## SHORT TASK
Please transcribe the records precisely; pictures stay out of your copy.

=== SUPPLIED MATERIAL ===

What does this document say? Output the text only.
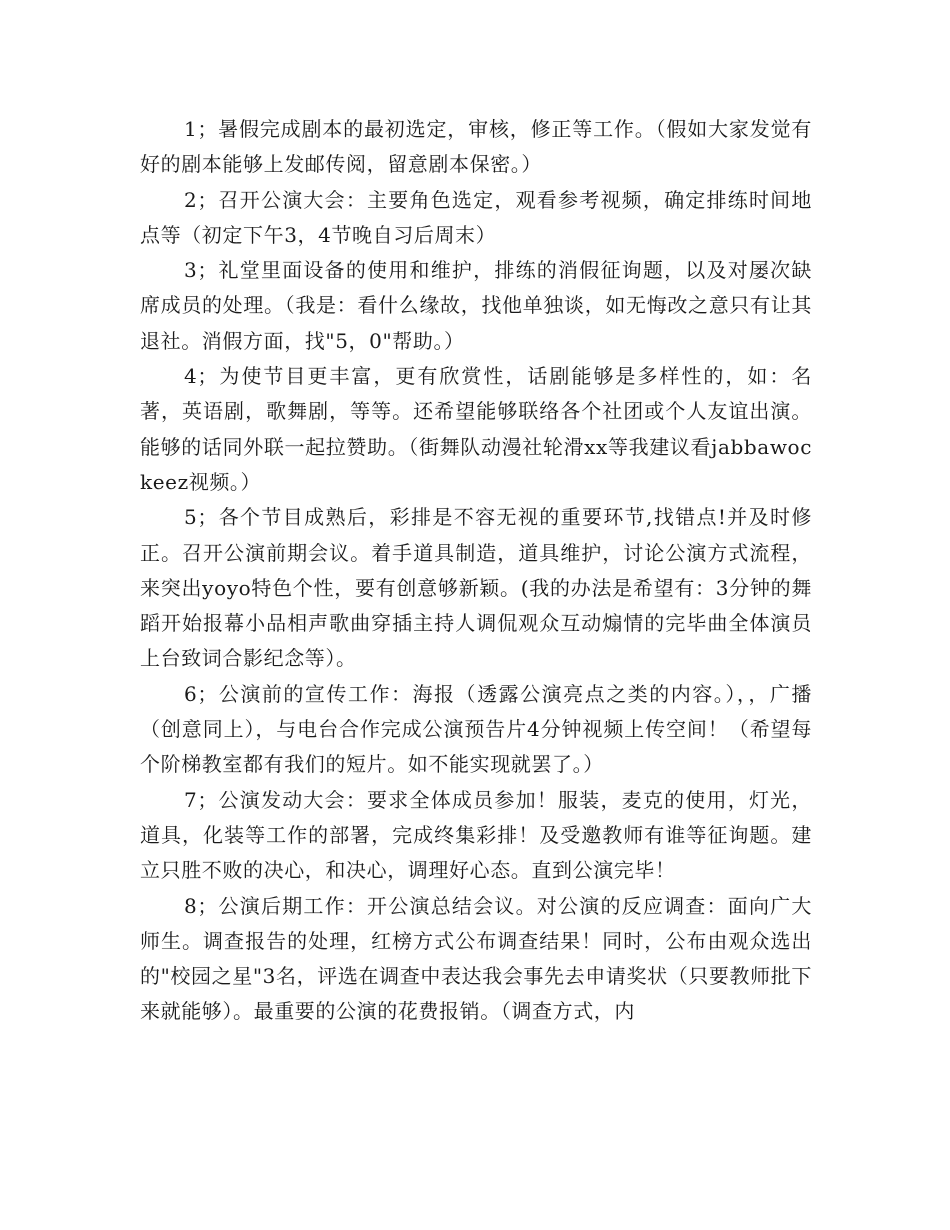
1；暑假完成剧本的最初选定，审核，修正等工作。（假如大家发觉有好的剧本能够上发邮传阅，留意剧本保密。）

2；召开公演大会：主要角色选定，观看参考视频，确定排练时间地点等（初定下午3，4节晚自习后周末）

3；礼堂里面设备的使用和维护，排练的消假征询题，以及对屡次缺席成员的处理。（我是：看什么缘故，找他单独谈，如无悔改之意只有让其退社。消假方面，找"5，0"帮助。）

4；为使节目更丰富，更有欣赏性，话剧能够是多样性的，如：名著，英语剧，歌舞剧，等等。还希望能够联络各个社团或个人友谊出演。能够的话同外联一起拉赞助。（街舞队动漫社轮滑xx等我建议看jabbawockeez视频。）

5；各个节目成熟后，彩排是不容无视的重要环节,找错点!并及时修正。召开公演前期会议。着手道具制造，道具维护，讨论公演方式流程，来突出yoyo特色个性，要有创意够新颖。(我的办法是希望有：3分钟的舞蹈开始报幕小品相声歌曲穿插主持人调侃观众互动煽情的完毕曲全体演员上台致词合影纪念等）。

6；公演前的宣传工作：海报（透露公演亮点之类的内容。），，广播（创意同上），与电台合作完成公演预告片4分钟视频上传空间！（希望每个阶梯教室都有我们的短片。如不能实现就罢了。）

7；公演发动大会：要求全体成员参加！服装，麦克的使用，灯光，道具，化装等工作的部署，完成终集彩排！及受邀教师有谁等征询题。建立只胜不败的决心，和决心，调理好心态。直到公演完毕！

8；公演后期工作：开公演总结会议。对公演的反应调查：面向广大师生。调查报告的处理，红榜方式公布调查结果！同时，公布由观众选出的"校园之星"3名，评选在调查中表达我会事先去申请奖状（只要教师批下来就能够）。最重要的公演的花费报销。（调查方式，内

===

## WRITTEN SOLUTION
What does this document say? Output the text only.
1；暑假完成剧本的最初选定，审核，修正等工作。（假如大家发觉有好的剧本能够上发邮传阅，留意剧本保密。）

2；召开公演大会：主要角色选定，观看参考视频，确定排练时间地点等（初定下午3，4节晚自习后周末）

3；礼堂里面设备的使用和维护，排练的消假征询题，以及对屡次缺席成员的处理。（我是：看什么缘故，找他单独谈，如无悔改之意只有让其退社。消假方面，找"5，0"帮助。）

4；为使节目更丰富，更有欣赏性，话剧能够是多样性的，如：名著，英语剧，歌舞剧，等等。还希望能够联络各个社团或个人友谊出演。能够的话同外联一起拉赞助。（街舞队动漫社轮滑xx等我建议看jabbawockeez视频。）

5；各个节目成熟后，彩排是不容无视的重要环节,找错点!并及时修正。召开公演前期会议。着手道具制造，道具维护，讨论公演方式流程，来突出yoyo特色个性，要有创意够新颖。(我的办法是希望有：3分钟的舞蹈开始报幕小品相声歌曲穿插主持人调侃观众互动煽情的完毕曲全体演员上台致词合影纪念等）。

6；公演前的宣传工作：海报（透露公演亮点之类的内容。），，广播（创意同上），与电台合作完成公演预告片4分钟视频上传空间！（希望每个阶梯教室都有我们的短片。如不能实现就罢了。）

7；公演发动大会：要求全体成员参加！服装，麦克的使用，灯光，道具，化装等工作的部署，完成终集彩排！及受邀教师有谁等征询题。建立只胜不败的决心，和决心，调理好心态。直到公演完毕！

8；公演后期工作：开公演总结会议。对公演的反应调查：面向广大师生。调查报告的处理，红榜方式公布调查结果！同时，公布由观众选出的"校园之星"3名，评选在调查中表达我会事先去申请奖状（只要教师批下来就能够）。最重要的公演的花费报销。（调查方式，内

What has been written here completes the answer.